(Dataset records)
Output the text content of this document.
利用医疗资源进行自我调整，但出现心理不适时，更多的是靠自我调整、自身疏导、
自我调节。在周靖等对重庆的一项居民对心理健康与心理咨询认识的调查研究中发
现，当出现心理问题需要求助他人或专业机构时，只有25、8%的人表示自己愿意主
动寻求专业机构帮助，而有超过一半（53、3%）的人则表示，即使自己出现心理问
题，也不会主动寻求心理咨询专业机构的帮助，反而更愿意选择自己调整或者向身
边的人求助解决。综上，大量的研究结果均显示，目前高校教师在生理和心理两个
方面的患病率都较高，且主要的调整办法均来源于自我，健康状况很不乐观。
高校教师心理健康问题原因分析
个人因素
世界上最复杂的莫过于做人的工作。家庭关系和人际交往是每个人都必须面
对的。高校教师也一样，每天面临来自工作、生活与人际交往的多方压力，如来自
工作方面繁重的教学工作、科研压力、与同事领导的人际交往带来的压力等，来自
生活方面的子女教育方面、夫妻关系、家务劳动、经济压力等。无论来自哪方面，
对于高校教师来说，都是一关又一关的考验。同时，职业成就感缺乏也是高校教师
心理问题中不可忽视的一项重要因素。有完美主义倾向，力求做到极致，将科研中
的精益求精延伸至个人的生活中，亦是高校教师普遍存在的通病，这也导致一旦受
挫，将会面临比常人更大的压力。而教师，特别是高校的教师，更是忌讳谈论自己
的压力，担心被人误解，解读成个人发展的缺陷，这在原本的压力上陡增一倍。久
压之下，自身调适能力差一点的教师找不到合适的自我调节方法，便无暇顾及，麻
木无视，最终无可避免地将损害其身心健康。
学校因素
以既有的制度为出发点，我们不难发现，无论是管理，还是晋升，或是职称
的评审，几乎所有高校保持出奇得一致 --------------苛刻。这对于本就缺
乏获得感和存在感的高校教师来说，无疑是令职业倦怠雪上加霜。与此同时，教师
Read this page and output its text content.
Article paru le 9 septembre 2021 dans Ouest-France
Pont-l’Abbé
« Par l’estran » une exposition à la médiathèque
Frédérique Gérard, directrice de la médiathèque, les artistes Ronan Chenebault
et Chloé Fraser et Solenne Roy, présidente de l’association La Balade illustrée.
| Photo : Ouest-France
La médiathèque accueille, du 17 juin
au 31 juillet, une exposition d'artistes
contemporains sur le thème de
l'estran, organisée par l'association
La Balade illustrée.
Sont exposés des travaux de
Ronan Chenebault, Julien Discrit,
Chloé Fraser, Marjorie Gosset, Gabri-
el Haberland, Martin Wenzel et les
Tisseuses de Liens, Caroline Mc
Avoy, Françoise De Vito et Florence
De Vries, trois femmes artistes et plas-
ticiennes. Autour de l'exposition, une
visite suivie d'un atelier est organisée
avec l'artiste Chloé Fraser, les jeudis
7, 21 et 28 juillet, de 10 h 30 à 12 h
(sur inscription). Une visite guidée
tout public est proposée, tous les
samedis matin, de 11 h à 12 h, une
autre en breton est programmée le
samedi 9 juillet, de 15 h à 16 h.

What to produce |
Only the lines from the one containing "Read this page and output its text content." to the end of the listing belong in the output, each reproduced exactly.

Output of the task |
Read this page and output its text content.
Article paru le 9 septembre 2021 dans Ouest-France
Pont-l’Abbé
« Par l’estran » une exposition à la médiathèque
Frédérique Gérard, directrice de la médiathèque, les artistes Ronan Chenebault
et Chloé Fraser et Solenne Roy, présidente de l’association La Balade illustrée.
| Photo : Ouest-France
La médiathèque accueille, du 17 juin
au 31 juillet, une exposition d'artistes
contemporains sur le thème de
l'estran, organisée par l'association
La Balade illustrée.
Sont exposés des travaux de
Ronan Chenebault, Julien Discrit,
Chloé Fraser, Marjorie Gosset, Gabri-
el Haberland, Martin Wenzel et les
Tisseuses de Liens, Caroline Mc
Avoy, Françoise De Vito et Florence
De Vries, trois femmes artistes et plas-
ticiennes. Autour de l'exposition, une
visite suivie d'un atelier est organisée
avec l'artiste Chloé Fraser, les jeudis
7, 21 et 28 juillet, de 10 h 30 à 12 h
(sur inscription). Une visite guidée
tout public est proposée, tous les
samedis matin, de 11 h à 12 h, une
autre en breton est programmée le
samedi 9 juillet, de 15 h à 16 h.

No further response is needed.